■ **RECORDS SHOWN**
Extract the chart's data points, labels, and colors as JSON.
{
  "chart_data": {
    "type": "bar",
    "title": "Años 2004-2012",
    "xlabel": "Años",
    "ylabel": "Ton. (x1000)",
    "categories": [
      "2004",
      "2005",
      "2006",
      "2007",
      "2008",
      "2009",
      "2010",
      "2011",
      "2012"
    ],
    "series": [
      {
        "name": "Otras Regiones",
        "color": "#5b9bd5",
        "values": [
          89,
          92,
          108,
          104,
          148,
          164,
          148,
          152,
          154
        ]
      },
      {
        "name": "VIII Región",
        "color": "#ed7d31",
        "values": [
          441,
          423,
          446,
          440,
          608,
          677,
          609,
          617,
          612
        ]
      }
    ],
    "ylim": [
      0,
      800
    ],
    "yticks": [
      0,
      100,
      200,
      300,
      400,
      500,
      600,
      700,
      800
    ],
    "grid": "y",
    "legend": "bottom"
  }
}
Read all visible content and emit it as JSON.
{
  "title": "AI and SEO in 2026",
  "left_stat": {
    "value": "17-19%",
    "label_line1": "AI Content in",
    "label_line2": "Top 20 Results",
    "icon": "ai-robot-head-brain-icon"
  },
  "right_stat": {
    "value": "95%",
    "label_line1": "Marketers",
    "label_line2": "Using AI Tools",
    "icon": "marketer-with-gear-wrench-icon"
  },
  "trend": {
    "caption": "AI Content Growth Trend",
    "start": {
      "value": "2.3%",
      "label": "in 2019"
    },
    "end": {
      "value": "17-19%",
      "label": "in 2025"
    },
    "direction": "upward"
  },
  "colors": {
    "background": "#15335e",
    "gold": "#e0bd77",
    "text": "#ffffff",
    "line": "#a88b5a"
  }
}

■ **TASK DETAILS**
Your answer should consist only of the lines from the one with "Read all visible content and emit it as JSON." through the end of the data above, reproduced exactly.

■ **RESULT**
Read all visible content and emit it as JSON.
{
  "title": "AI and SEO in 2026",
  "left_stat": {
    "value": "17-19%",
    "label_line1": "AI Content in",
    "label_line2": "Top 20 Results",
    "icon": "ai-robot-head-brain-icon"
  },
  "right_stat": {
    "value": "95%",
    "label_line1": "Marketers",
    "label_line2": "Using AI Tools",
    "icon": "marketer-with-gear-wrench-icon"
  },
  "trend": {
    "caption": "AI Content Growth Trend",
    "start": {
      "value": "2.3%",
      "label": "in 2019"
    },
    "end": {
      "value": "17-19%",
      "label": "in 2025"
    },
    "direction": "upward"
  },
  "colors": {
    "background": "#15335e",
    "gold": "#e0bd77",
    "text": "#ffffff",
    "line": "#a88b5a"
  }
}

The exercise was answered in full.